Aim of the task: Look for "PAGES" in the listing below. Gather each line that contains it.

Provided data:
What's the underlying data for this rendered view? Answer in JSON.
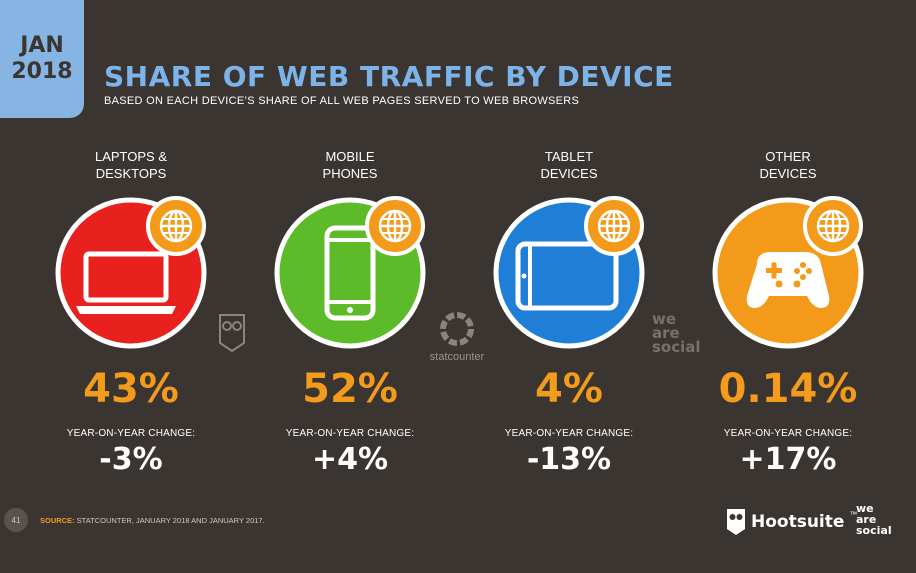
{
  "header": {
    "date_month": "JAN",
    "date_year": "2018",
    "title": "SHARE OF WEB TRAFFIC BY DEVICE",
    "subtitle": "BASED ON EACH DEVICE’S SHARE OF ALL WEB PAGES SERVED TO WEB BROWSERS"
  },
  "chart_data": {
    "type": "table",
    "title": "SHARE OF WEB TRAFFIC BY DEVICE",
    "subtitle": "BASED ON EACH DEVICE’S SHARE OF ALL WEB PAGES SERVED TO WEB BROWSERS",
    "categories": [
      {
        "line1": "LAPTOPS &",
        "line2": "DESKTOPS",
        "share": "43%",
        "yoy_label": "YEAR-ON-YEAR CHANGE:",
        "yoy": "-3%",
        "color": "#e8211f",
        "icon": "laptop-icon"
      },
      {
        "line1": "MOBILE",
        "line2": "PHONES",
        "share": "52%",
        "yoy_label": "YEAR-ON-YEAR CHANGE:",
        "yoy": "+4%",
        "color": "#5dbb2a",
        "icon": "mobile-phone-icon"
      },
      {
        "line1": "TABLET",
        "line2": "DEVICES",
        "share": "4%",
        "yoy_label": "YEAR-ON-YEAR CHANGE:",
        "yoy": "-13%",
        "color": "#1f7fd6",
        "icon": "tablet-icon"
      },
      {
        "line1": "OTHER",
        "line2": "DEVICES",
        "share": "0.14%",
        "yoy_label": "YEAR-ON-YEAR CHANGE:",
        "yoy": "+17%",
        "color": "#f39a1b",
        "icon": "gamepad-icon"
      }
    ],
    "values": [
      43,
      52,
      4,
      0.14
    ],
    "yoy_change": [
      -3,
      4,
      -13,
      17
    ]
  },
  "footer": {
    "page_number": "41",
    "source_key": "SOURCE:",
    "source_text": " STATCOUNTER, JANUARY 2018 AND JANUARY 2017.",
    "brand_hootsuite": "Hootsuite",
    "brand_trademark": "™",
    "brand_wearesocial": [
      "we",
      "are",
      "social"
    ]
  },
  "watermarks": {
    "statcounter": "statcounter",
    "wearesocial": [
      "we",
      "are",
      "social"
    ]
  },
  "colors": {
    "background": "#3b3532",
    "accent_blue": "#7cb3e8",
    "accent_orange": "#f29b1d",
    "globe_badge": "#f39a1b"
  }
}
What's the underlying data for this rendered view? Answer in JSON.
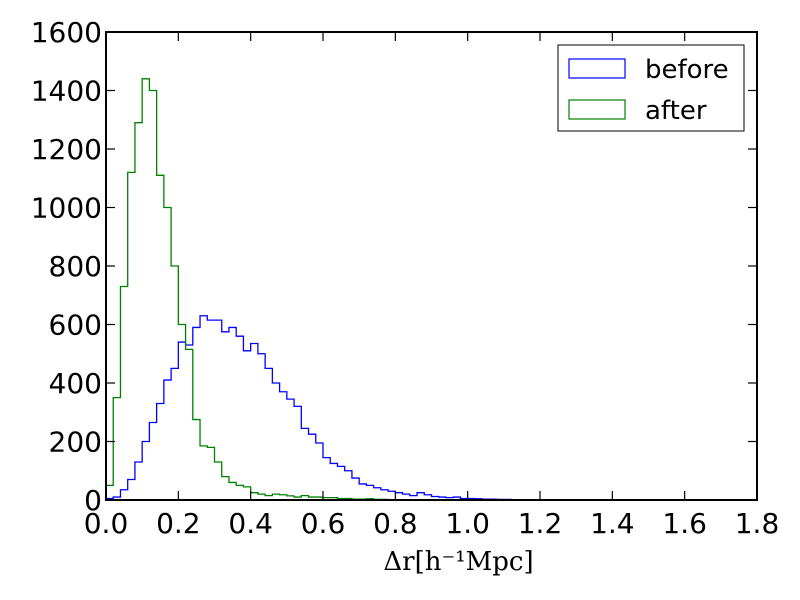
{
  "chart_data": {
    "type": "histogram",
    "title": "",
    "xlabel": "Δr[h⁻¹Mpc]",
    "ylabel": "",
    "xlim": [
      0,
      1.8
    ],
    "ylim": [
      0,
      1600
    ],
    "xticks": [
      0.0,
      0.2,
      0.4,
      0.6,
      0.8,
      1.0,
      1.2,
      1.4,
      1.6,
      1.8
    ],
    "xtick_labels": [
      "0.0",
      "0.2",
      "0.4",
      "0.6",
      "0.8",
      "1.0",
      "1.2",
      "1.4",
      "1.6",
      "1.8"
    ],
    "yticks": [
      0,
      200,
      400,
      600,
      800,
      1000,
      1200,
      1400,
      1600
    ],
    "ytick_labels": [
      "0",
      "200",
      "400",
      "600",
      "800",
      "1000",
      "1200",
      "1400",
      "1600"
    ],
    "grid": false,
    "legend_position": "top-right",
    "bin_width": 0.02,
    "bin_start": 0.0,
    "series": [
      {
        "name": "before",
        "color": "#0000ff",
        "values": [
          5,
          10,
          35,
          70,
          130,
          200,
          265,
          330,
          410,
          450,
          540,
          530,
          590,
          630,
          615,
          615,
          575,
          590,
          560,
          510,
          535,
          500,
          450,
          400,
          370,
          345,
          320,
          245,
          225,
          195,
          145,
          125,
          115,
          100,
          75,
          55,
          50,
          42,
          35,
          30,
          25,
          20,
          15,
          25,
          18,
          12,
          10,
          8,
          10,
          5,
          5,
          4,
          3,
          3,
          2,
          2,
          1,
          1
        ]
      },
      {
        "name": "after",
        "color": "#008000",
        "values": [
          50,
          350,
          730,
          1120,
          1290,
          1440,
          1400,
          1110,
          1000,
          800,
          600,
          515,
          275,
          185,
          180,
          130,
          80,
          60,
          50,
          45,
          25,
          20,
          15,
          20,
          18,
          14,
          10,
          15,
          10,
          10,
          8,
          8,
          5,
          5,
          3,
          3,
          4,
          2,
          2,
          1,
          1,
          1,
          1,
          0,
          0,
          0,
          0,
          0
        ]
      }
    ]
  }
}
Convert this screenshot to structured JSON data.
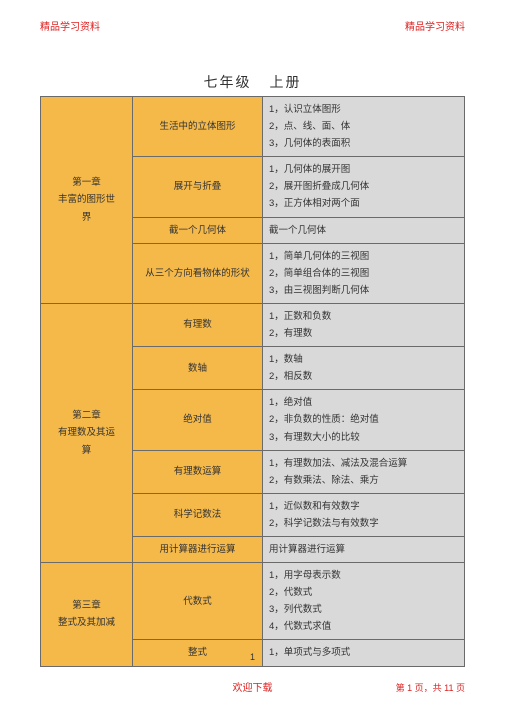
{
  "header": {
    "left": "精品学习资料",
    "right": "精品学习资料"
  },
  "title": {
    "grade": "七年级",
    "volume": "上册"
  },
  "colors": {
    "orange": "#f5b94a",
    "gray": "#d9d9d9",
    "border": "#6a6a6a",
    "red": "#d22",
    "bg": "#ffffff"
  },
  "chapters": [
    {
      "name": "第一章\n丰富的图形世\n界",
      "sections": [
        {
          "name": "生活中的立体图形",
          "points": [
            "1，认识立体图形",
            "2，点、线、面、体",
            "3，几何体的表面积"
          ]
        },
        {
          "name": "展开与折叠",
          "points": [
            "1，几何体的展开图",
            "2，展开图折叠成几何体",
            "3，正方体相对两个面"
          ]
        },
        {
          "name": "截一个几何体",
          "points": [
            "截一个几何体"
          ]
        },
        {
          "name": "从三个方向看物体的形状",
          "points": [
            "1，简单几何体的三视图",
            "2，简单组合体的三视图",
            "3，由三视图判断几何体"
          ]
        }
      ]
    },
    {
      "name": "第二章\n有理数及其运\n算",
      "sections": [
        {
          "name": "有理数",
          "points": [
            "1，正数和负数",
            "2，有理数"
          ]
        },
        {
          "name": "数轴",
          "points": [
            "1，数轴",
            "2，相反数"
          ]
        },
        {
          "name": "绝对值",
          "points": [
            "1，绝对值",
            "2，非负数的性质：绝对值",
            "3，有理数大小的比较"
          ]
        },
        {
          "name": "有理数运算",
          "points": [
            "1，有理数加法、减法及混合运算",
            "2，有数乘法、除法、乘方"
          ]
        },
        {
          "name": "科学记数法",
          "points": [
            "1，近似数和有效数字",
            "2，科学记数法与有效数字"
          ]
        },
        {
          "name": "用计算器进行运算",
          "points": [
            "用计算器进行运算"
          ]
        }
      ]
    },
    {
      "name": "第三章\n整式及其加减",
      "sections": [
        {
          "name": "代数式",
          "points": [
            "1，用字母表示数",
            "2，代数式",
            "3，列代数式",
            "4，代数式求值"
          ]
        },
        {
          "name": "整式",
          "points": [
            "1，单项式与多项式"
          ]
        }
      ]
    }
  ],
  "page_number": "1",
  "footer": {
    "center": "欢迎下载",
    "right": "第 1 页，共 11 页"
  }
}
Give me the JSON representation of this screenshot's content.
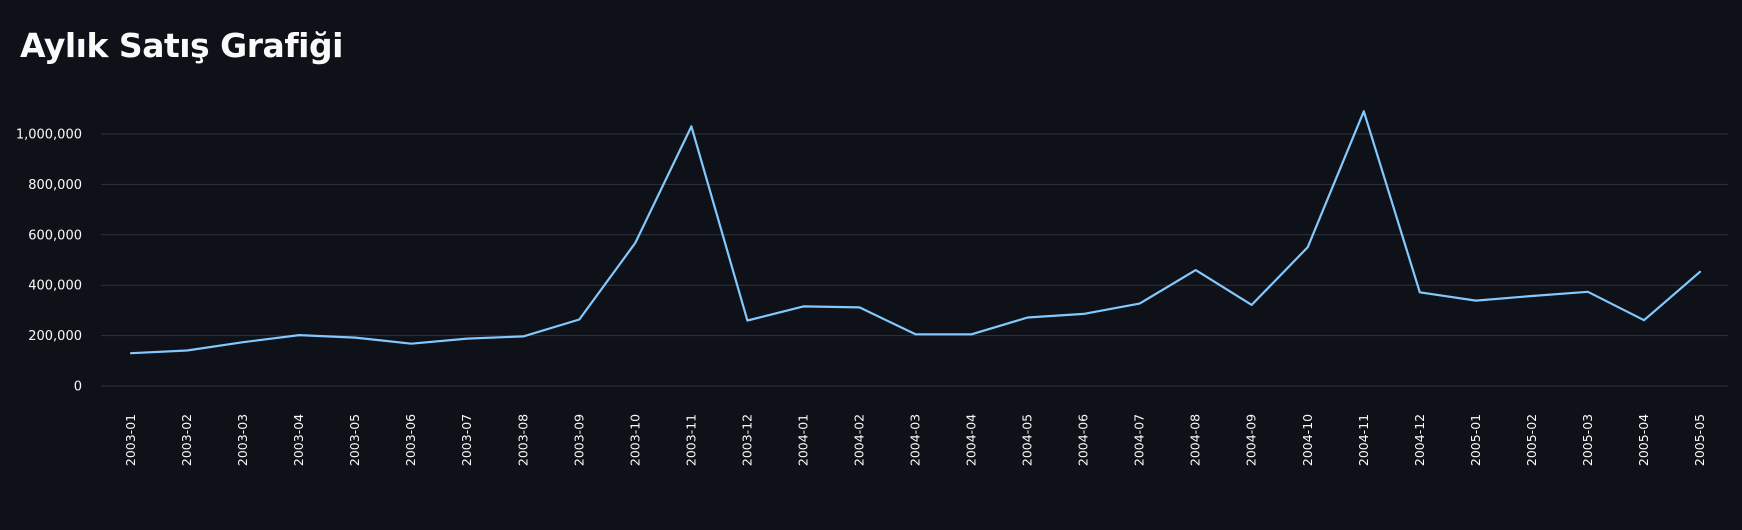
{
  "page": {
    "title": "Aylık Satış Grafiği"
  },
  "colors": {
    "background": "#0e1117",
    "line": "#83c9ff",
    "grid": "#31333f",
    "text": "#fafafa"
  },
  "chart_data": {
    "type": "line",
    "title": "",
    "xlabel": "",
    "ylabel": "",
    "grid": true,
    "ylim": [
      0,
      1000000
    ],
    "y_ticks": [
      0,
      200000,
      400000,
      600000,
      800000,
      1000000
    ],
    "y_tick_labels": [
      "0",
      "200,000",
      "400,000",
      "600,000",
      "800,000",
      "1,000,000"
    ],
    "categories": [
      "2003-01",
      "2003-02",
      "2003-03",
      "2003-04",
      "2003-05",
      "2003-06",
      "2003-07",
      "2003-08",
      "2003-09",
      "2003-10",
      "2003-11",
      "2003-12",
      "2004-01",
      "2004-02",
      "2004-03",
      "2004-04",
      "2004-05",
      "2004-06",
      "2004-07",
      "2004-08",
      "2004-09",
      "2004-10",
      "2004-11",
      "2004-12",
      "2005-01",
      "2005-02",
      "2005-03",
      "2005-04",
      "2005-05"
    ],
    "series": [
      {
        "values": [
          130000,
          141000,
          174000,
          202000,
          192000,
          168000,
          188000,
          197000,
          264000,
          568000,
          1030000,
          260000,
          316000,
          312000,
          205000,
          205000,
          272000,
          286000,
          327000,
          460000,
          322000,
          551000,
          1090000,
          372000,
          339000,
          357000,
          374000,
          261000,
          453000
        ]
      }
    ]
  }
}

Written reply:
    "subtitle": "BASED ON EACH DEVICE’S SHARE OF ALL WEB PAGES SERVED TO WEB BROWSERS"
    "subtitle": "BASED ON EACH DEVICE’S SHARE OF ALL WEB PAGES SERVED TO WEB BROWSERS",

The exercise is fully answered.